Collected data
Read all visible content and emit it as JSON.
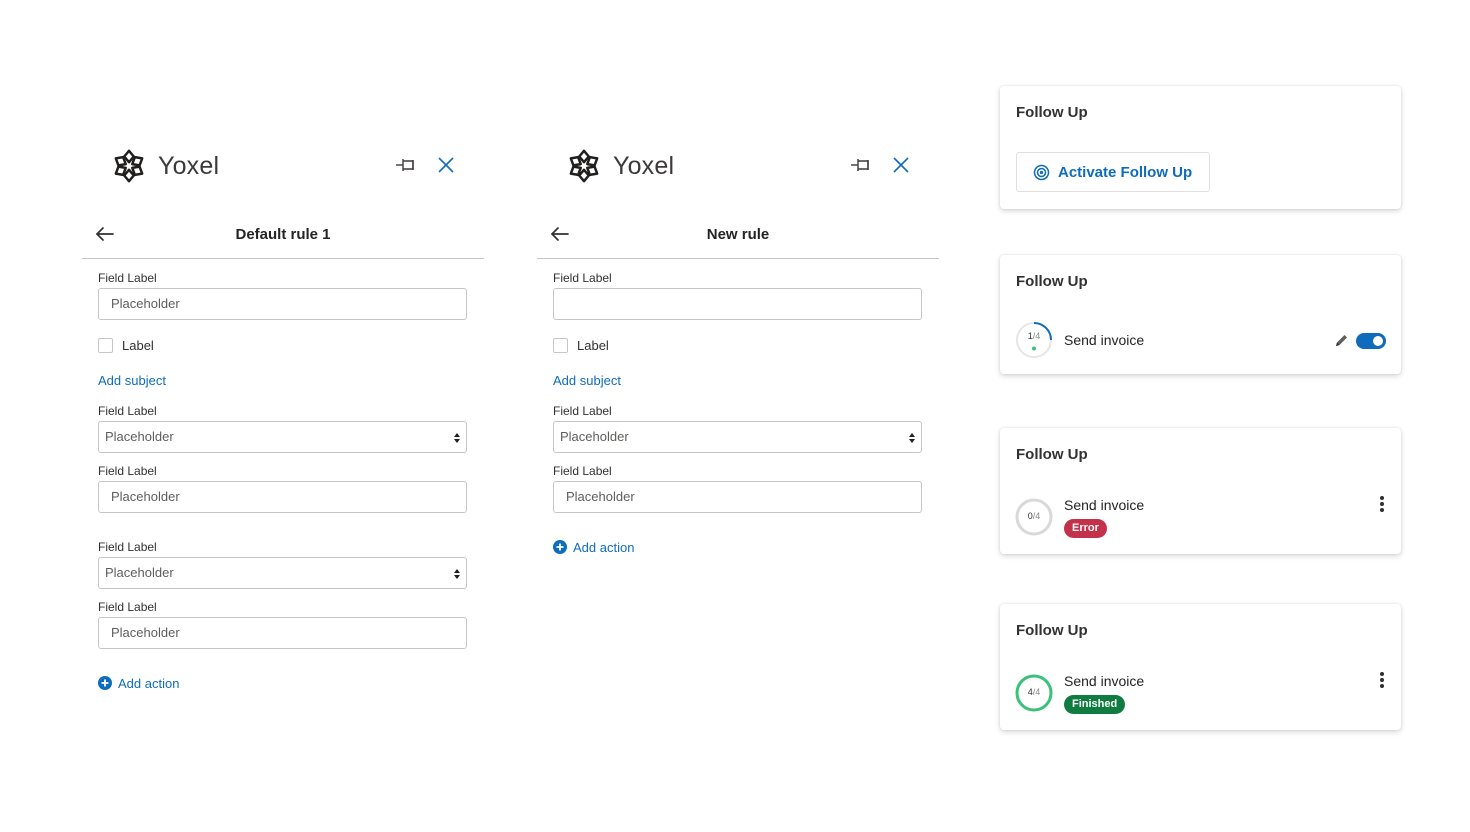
{
  "brand": {
    "name": "Yoxel",
    "logo_icon": "snowflake-logo-icon"
  },
  "rule_panels": [
    {
      "title": "Default rule 1",
      "pin_icon": "pin-icon",
      "close_icon": "close-icon",
      "back_icon": "arrow-left-icon",
      "field1": {
        "label": "Field Label",
        "placeholder": "Placeholder",
        "value": "Placeholder"
      },
      "checkbox": {
        "label": "Label",
        "checked": false
      },
      "add_subject": "Add subject",
      "select1": {
        "label": "Field Label",
        "value": "Placeholder"
      },
      "field2": {
        "label": "Field Label",
        "value": "Placeholder"
      },
      "select2": {
        "label": "Field Label",
        "value": "Placeholder"
      },
      "field3": {
        "label": "Field Label",
        "value": "Placeholder"
      },
      "add_action": "Add action"
    },
    {
      "title": "New rule",
      "pin_icon": "pin-icon",
      "close_icon": "close-icon",
      "back_icon": "arrow-left-icon",
      "field1": {
        "label": "Field Label",
        "value": ""
      },
      "checkbox": {
        "label": "Label",
        "checked": false
      },
      "add_subject": "Add subject",
      "select1": {
        "label": "Field Label",
        "value": "Placeholder"
      },
      "field2": {
        "label": "Field Label",
        "value": "Placeholder"
      },
      "add_action": "Add action"
    }
  ],
  "follow_up_cards": [
    {
      "title": "Follow Up",
      "button": "Activate Follow Up",
      "button_icon": "target-icon"
    },
    {
      "title": "Follow Up",
      "task": "Send invoice",
      "progress_done": "1",
      "progress_sep": "/",
      "progress_total": "4",
      "progress_fraction": 0.25,
      "toggle_on": true,
      "edit_icon": "pencil-icon"
    },
    {
      "title": "Follow Up",
      "task": "Send invoice",
      "progress_done": "0",
      "progress_sep": "/",
      "progress_total": "4",
      "progress_fraction": 0,
      "status": "Error",
      "menu_icon": "more-vertical-icon"
    },
    {
      "title": "Follow Up",
      "task": "Send invoice",
      "progress_done": "4",
      "progress_sep": "/",
      "progress_total": "4",
      "progress_fraction": 1,
      "status": "Finished",
      "menu_icon": "more-vertical-icon"
    }
  ],
  "colors": {
    "accent": "#0f6cbd",
    "error": "#c4314b",
    "success": "#107c41",
    "progress_green": "#3cc179",
    "ring_grey": "#d9d9d9"
  }
}
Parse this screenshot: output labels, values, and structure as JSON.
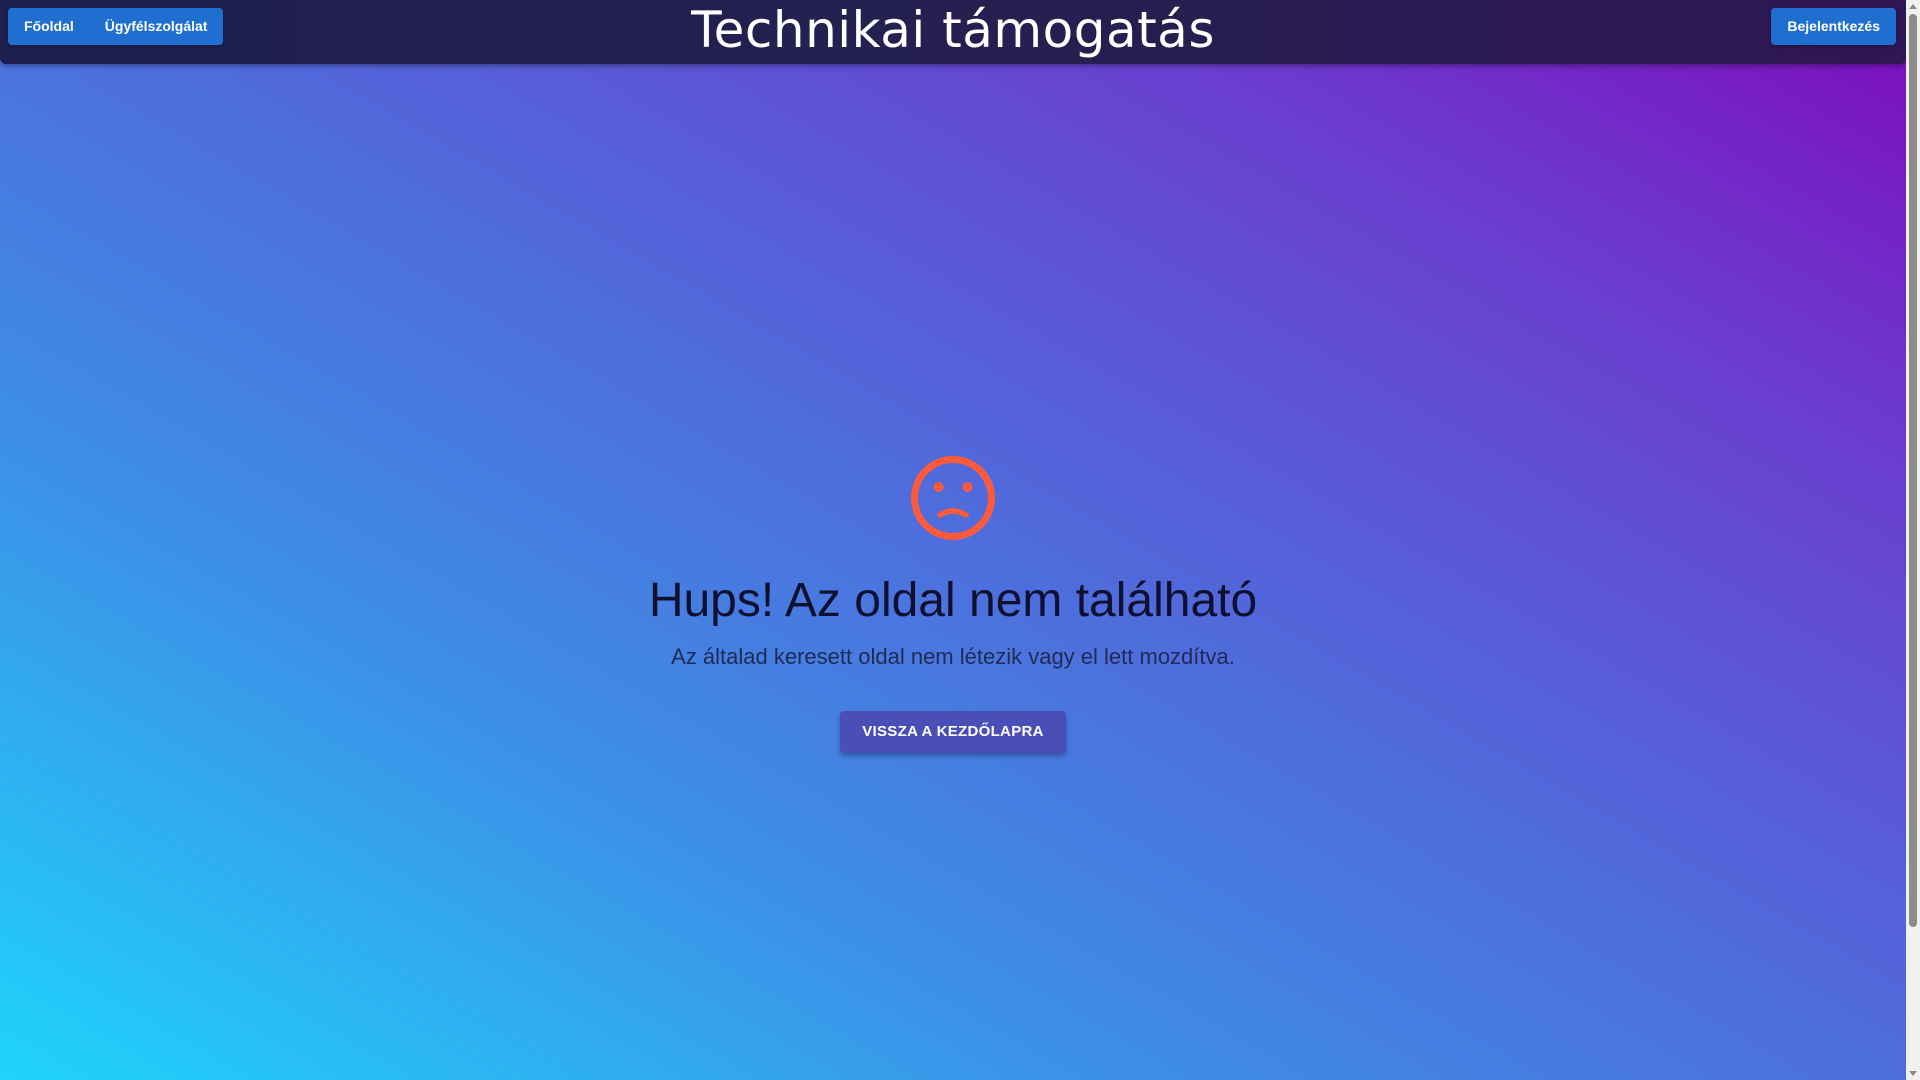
{
  "header": {
    "title": "Technikai támogatás",
    "nav": [
      {
        "label": "Főoldal"
      },
      {
        "label": "Ügyfélszolgálat"
      }
    ],
    "login_label": "Bejelentkezés"
  },
  "error": {
    "icon": "sad-face-icon",
    "title": "Hups! Az oldal nem található",
    "message": "Az általad keresett oldal nem létezik vagy el lett mozdítva.",
    "button_label": "VISSZA A KEZDŐLAPRA"
  },
  "colors": {
    "icon": "#ff5a3c",
    "nav_button": "#1e6fd0",
    "home_button": "#4a4fb8",
    "header_bg": "#221f50",
    "gradient_start": "#1fd4fb",
    "gradient_end": "#7d0bbd"
  }
}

**Given request**. Copy all the lines of data exactly as they appear, dropping any images.

**Complete answer**.
Read all visible content and emit it as JSON.
{
  "brand": {
    "name": "Yoxel",
    "logo_icon": "snowflake-logo-icon"
  },
  "rule_panels": [
    {
      "title": "Default rule 1",
      "pin_icon": "pin-icon",
      "close_icon": "close-icon",
      "back_icon": "arrow-left-icon",
      "field1": {
        "label": "Field Label",
        "placeholder": "Placeholder",
        "value": "Placeholder"
      },
      "checkbox": {
        "label": "Label",
        "checked": false
      },
      "add_subject": "Add subject",
      "select1": {
        "label": "Field Label",
        "value": "Placeholder"
      },
      "field2": {
        "label": "Field Label",
        "value": "Placeholder"
      },
      "select2": {
        "label": "Field Label",
        "value": "Placeholder"
      },
      "field3": {
        "label": "Field Label",
        "value": "Placeholder"
      },
      "add_action": "Add action"
    },
    {
      "title": "New rule",
      "pin_icon": "pin-icon",
      "close_icon": "close-icon",
      "back_icon": "arrow-left-icon",
      "field1": {
        "label": "Field Label",
        "value": ""
      },
      "checkbox": {
        "label": "Label",
        "checked": false
      },
      "add_subject": "Add subject",
      "select1": {
        "label": "Field Label",
        "value": "Placeholder"
      },
      "field2": {
        "label": "Field Label",
        "value": "Placeholder"
      },
      "add_action": "Add action"
    }
  ],
  "follow_up_cards": [
    {
      "title": "Follow Up",
      "button": "Activate Follow Up",
      "button_icon": "target-icon"
    },
    {
      "title": "Follow Up",
      "task": "Send invoice",
      "progress_done": "1",
      "progress_sep": "/",
      "progress_total": "4",
      "progress_fraction": 0.25,
      "toggle_on": true,
      "edit_icon": "pencil-icon"
    },
    {
      "title": "Follow Up",
      "task": "Send invoice",
      "progress_done": "0",
      "progress_sep": "/",
      "progress_total": "4",
      "progress_fraction": 0,
      "status": "Error",
      "menu_icon": "more-vertical-icon"
    },
    {
      "title": "Follow Up",
      "task": "Send invoice",
      "progress_done": "4",
      "progress_sep": "/",
      "progress_total": "4",
      "progress_fraction": 1,
      "status": "Finished",
      "menu_icon": "more-vertical-icon"
    }
  ],
  "colors": {
    "accent": "#0f6cbd",
    "error": "#c4314b",
    "success": "#107c41",
    "progress_green": "#3cc179",
    "ring_grey": "#d9d9d9"
  }
}
Parse this screenshot: output labels, values, and structure as JSON.
{
  "header": {
    "title": "Technikai támogatás",
    "nav": [
      {
        "label": "Főoldal"
      },
      {
        "label": "Ügyfélszolgálat"
      }
    ],
    "login_label": "Bejelentkezés"
  },
  "error": {
    "icon": "sad-face-icon",
    "title": "Hups! Az oldal nem található",
    "message": "Az általad keresett oldal nem létezik vagy el lett mozdítva.",
    "button_label": "VISSZA A KEZDŐLAPRA"
  },
  "colors": {
    "icon": "#ff5a3c",
    "nav_button": "#1e6fd0",
    "home_button": "#4a4fb8",
    "header_bg": "#221f50",
    "gradient_start": "#1fd4fb",
    "gradient_end": "#7d0bbd"
  }
}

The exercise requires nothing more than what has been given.